-- Exercise description --
For the data that follows, report how many lines contain the word "reports", and nothing else.

-- Extracted data --
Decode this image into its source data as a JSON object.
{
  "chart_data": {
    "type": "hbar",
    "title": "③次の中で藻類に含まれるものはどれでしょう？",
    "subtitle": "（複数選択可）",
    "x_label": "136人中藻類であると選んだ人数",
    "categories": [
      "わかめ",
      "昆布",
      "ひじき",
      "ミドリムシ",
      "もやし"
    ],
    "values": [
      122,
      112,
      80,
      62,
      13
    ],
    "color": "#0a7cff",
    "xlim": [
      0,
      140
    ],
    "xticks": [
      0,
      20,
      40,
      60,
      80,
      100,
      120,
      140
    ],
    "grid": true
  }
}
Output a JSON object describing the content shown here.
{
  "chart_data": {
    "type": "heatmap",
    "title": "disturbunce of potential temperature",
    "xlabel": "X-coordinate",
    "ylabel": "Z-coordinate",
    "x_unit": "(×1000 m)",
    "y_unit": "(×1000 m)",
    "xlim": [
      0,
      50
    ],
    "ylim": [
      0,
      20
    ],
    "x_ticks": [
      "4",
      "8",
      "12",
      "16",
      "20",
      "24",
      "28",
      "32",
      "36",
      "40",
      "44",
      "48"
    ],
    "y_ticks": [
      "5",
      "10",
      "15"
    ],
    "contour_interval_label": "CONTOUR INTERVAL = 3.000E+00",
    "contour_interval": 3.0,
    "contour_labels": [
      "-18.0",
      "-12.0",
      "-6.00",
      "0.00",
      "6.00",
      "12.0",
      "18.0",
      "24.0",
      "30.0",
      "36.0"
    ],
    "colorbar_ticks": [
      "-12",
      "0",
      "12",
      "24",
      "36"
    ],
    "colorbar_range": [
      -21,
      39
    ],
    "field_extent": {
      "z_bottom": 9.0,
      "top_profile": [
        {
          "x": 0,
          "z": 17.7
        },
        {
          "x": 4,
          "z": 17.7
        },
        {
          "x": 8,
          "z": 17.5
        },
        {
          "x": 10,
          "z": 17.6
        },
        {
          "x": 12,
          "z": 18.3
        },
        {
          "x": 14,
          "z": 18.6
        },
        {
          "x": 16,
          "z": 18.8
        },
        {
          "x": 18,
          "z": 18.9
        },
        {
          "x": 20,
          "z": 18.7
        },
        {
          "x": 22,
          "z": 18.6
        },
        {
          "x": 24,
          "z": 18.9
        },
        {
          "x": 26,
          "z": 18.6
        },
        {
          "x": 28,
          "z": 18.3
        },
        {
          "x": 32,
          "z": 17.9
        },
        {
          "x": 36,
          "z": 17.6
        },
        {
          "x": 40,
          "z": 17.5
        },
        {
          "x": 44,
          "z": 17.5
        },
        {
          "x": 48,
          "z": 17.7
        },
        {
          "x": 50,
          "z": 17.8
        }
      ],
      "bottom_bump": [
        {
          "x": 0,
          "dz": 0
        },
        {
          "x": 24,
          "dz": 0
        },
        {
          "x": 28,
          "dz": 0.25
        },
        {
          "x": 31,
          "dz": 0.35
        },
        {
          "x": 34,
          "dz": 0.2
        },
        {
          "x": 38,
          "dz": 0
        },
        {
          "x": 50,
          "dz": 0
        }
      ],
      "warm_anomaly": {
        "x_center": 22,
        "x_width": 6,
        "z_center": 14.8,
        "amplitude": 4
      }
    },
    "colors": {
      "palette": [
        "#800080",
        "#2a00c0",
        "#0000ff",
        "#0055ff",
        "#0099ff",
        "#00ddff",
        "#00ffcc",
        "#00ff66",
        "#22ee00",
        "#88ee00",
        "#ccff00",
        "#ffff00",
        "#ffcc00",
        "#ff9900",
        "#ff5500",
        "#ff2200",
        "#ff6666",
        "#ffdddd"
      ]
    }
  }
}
...
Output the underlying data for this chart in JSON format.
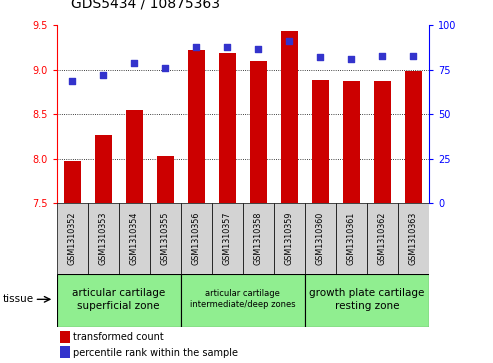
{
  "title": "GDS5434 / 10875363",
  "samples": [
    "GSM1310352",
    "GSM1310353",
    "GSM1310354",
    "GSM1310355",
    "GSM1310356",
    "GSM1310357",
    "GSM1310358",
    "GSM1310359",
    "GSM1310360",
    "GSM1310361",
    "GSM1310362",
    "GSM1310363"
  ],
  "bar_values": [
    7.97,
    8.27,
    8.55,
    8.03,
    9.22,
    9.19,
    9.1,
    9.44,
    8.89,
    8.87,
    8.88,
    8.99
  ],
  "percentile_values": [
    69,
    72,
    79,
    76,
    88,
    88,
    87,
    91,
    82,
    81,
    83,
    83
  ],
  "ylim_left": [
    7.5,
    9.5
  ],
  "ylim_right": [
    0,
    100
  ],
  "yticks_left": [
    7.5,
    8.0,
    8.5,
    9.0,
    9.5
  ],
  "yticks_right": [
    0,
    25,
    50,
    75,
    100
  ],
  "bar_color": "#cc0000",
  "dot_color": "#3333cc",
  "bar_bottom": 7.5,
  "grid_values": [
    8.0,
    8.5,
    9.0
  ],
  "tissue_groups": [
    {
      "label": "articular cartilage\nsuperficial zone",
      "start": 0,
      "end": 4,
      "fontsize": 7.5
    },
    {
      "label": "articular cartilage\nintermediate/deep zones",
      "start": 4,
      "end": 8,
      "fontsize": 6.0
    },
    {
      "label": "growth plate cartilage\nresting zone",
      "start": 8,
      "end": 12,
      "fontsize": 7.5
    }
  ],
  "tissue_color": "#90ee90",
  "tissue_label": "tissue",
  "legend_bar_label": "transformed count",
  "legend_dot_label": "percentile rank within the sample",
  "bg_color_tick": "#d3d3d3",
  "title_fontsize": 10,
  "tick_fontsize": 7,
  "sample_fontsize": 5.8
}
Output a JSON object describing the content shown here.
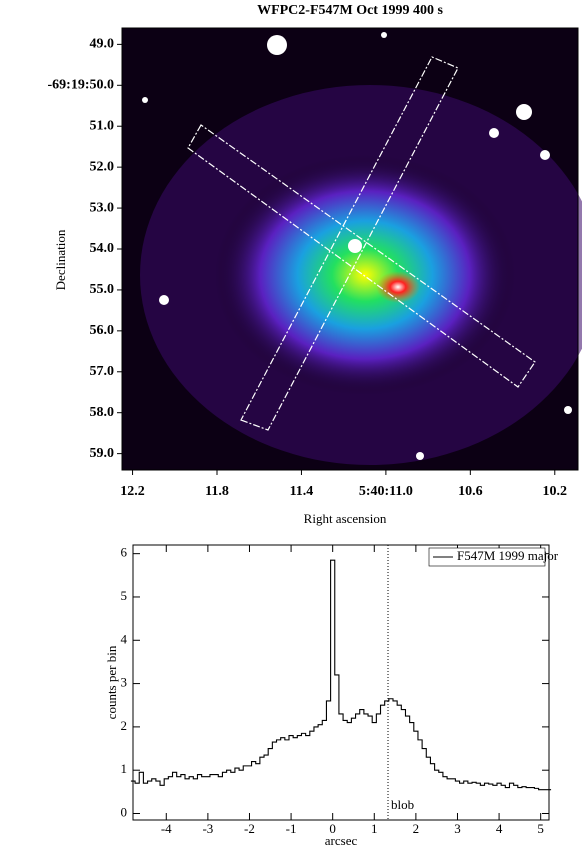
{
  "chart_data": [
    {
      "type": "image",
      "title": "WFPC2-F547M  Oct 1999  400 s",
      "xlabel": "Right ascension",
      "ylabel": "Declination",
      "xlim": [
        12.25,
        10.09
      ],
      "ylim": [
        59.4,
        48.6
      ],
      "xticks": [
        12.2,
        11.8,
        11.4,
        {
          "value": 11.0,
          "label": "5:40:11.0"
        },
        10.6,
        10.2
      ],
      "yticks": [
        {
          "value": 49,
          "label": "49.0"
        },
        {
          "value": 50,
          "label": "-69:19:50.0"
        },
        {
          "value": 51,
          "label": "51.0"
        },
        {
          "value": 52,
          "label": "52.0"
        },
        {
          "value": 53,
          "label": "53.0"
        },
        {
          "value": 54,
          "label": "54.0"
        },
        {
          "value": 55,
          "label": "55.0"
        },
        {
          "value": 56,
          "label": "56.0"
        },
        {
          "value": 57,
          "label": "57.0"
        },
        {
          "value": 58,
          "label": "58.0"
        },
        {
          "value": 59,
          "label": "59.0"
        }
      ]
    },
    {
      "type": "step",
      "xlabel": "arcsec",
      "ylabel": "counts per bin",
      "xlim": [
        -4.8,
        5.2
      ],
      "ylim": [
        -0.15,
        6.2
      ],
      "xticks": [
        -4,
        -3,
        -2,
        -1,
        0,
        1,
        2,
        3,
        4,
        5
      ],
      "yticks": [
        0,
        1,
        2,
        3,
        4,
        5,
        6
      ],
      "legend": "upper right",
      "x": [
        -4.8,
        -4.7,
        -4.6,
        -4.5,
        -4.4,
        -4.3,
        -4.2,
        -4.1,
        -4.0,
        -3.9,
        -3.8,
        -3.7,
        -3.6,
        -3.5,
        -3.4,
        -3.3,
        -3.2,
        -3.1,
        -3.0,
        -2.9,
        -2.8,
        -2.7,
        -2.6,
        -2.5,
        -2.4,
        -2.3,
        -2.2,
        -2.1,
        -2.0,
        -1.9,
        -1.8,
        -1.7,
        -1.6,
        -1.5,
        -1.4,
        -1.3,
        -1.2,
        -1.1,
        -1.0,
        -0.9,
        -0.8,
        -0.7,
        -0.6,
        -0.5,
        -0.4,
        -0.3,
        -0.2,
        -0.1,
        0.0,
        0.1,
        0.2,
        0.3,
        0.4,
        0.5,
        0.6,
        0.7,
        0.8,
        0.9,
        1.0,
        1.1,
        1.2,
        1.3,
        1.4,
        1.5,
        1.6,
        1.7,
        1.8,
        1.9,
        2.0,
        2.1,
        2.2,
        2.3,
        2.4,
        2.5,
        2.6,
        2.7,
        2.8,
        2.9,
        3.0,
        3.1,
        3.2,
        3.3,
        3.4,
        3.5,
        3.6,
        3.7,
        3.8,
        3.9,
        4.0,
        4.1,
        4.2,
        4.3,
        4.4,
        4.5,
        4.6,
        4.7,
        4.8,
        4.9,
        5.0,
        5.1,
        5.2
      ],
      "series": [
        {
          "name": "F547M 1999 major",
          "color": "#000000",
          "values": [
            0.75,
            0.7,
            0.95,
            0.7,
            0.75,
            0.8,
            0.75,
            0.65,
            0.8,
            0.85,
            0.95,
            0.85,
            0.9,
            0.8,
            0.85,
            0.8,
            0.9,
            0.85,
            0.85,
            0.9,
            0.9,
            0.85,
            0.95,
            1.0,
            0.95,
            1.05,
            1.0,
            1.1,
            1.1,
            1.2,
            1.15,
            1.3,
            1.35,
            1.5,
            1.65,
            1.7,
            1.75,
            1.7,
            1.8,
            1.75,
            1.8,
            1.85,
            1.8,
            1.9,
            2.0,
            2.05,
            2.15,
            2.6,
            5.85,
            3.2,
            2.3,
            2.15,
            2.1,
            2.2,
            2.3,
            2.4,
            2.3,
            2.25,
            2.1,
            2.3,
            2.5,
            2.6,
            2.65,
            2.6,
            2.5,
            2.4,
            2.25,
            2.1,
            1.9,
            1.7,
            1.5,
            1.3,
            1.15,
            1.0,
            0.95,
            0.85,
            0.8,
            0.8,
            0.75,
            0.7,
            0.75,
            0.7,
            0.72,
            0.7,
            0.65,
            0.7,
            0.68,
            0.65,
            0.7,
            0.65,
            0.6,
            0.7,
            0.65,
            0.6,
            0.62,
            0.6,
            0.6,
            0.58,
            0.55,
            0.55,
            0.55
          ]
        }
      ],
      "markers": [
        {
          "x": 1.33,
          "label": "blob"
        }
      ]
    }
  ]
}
* * *
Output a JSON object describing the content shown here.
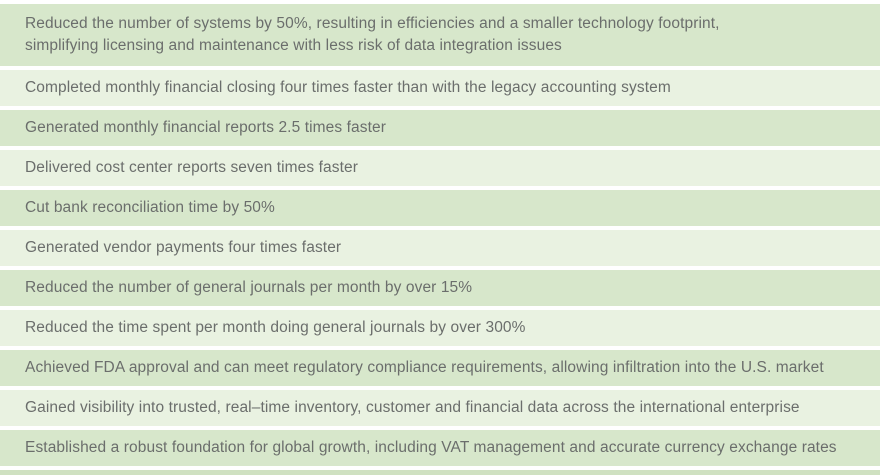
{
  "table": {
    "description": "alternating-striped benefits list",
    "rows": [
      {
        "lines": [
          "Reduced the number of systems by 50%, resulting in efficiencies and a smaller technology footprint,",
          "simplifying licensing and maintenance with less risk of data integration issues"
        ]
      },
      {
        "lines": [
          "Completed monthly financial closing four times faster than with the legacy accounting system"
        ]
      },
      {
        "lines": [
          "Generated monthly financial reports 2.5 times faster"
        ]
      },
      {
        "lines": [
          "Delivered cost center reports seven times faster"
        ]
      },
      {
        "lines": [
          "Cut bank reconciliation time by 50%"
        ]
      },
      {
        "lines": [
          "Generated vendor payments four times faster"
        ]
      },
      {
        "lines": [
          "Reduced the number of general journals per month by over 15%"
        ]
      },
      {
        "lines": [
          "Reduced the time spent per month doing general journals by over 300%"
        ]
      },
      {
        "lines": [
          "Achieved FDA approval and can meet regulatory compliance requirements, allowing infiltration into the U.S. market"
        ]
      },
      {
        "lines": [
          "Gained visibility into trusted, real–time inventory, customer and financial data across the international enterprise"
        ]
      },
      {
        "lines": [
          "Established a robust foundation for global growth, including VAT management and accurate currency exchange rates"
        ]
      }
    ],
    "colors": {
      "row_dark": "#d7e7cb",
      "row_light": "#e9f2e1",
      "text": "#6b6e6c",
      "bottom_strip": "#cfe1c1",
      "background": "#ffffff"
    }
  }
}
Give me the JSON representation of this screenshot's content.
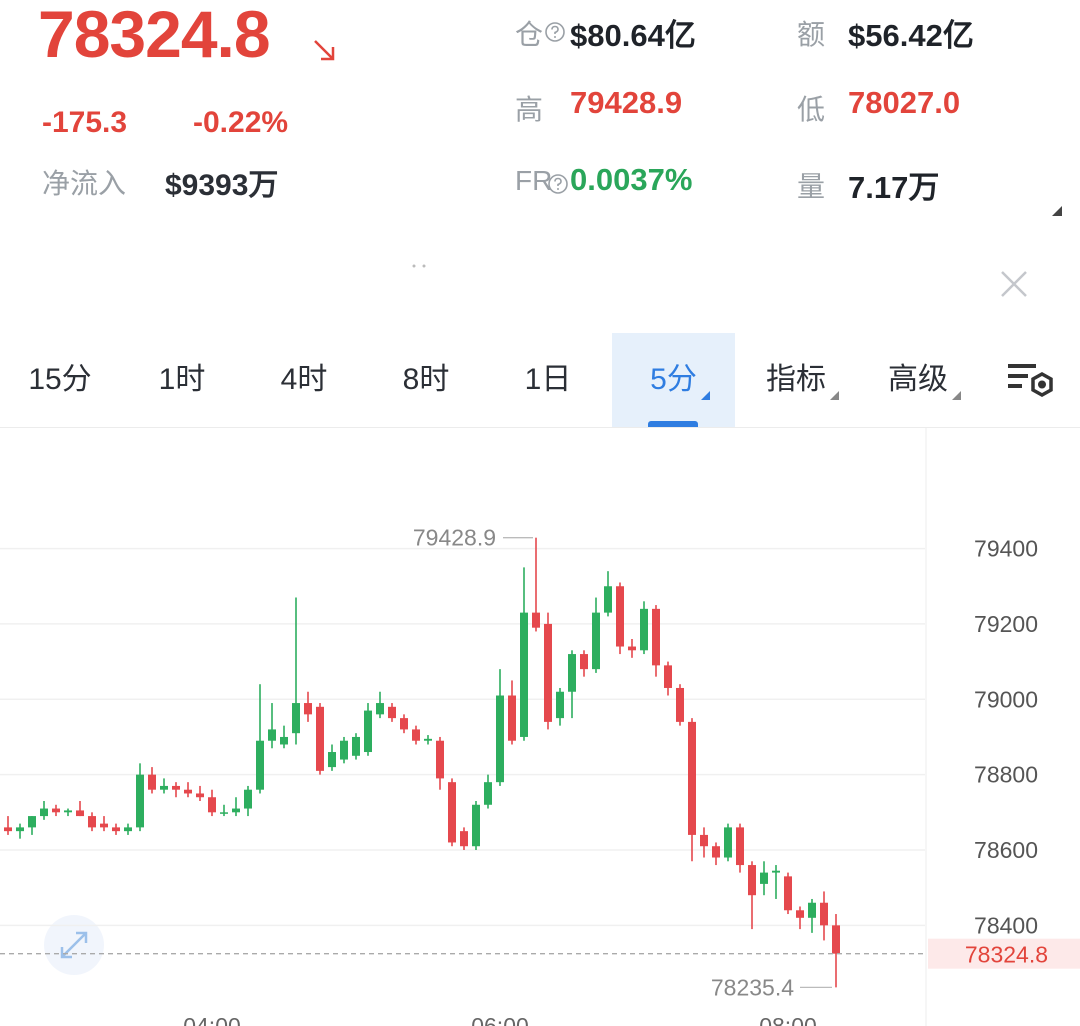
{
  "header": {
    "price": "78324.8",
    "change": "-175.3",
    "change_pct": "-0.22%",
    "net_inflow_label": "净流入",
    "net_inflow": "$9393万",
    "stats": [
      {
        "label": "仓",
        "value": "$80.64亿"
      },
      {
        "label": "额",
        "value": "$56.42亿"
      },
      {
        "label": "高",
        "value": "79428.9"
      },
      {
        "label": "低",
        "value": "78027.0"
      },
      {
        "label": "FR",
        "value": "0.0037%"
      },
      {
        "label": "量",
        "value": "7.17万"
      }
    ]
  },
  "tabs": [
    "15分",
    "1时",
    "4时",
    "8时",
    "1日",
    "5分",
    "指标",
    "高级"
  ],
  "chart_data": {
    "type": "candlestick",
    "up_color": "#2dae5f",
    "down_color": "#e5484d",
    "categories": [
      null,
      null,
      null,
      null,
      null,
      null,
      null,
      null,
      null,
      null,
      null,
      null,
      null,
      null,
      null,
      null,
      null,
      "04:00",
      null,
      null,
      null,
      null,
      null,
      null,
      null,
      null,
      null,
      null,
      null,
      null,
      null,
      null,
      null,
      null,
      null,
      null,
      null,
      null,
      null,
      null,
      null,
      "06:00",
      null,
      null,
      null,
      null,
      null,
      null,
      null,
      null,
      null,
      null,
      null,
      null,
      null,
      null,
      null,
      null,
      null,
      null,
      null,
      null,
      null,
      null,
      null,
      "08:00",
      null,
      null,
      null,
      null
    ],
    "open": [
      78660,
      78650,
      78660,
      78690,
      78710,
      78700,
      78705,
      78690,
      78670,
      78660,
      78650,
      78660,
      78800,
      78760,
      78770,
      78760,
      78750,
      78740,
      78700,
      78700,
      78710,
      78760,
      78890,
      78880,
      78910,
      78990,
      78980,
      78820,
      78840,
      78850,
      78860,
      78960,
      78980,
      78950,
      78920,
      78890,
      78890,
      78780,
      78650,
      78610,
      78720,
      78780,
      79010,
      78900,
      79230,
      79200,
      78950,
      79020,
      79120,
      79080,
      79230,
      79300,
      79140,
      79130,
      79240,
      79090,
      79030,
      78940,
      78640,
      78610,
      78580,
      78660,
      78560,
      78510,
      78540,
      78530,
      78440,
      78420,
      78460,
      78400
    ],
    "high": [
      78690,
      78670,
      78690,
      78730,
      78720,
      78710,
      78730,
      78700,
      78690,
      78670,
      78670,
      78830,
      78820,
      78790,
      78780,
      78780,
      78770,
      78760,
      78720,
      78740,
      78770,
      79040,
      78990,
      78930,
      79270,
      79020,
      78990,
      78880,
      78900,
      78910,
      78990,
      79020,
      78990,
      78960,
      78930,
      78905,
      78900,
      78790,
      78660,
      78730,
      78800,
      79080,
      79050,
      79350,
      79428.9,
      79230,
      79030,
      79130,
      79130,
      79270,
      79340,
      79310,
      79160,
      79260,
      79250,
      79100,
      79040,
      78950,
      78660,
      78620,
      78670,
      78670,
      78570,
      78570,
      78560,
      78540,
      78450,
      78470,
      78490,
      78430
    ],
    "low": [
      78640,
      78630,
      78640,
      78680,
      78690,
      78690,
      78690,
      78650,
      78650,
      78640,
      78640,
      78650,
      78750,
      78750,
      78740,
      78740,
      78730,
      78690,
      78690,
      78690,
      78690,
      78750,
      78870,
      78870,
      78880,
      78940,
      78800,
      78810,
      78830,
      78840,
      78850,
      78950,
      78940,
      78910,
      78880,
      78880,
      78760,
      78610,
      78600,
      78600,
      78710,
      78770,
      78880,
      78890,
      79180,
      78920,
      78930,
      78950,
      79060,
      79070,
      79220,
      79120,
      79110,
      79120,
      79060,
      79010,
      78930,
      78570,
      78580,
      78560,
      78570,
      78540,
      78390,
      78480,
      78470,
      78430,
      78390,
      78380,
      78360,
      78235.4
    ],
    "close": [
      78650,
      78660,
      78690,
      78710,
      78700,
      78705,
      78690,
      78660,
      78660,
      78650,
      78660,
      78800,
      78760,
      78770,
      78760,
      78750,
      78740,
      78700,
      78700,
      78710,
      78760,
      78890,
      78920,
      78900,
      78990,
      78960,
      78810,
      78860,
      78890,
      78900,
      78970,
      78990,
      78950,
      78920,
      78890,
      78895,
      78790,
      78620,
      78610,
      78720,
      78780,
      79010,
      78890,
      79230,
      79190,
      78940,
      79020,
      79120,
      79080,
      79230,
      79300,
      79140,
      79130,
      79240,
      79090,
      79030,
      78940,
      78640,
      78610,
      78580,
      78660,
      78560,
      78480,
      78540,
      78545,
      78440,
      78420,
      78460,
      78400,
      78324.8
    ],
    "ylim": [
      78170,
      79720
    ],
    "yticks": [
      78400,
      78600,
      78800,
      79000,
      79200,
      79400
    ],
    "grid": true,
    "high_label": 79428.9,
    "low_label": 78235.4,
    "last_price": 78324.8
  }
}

-- Solution to this exercise --
2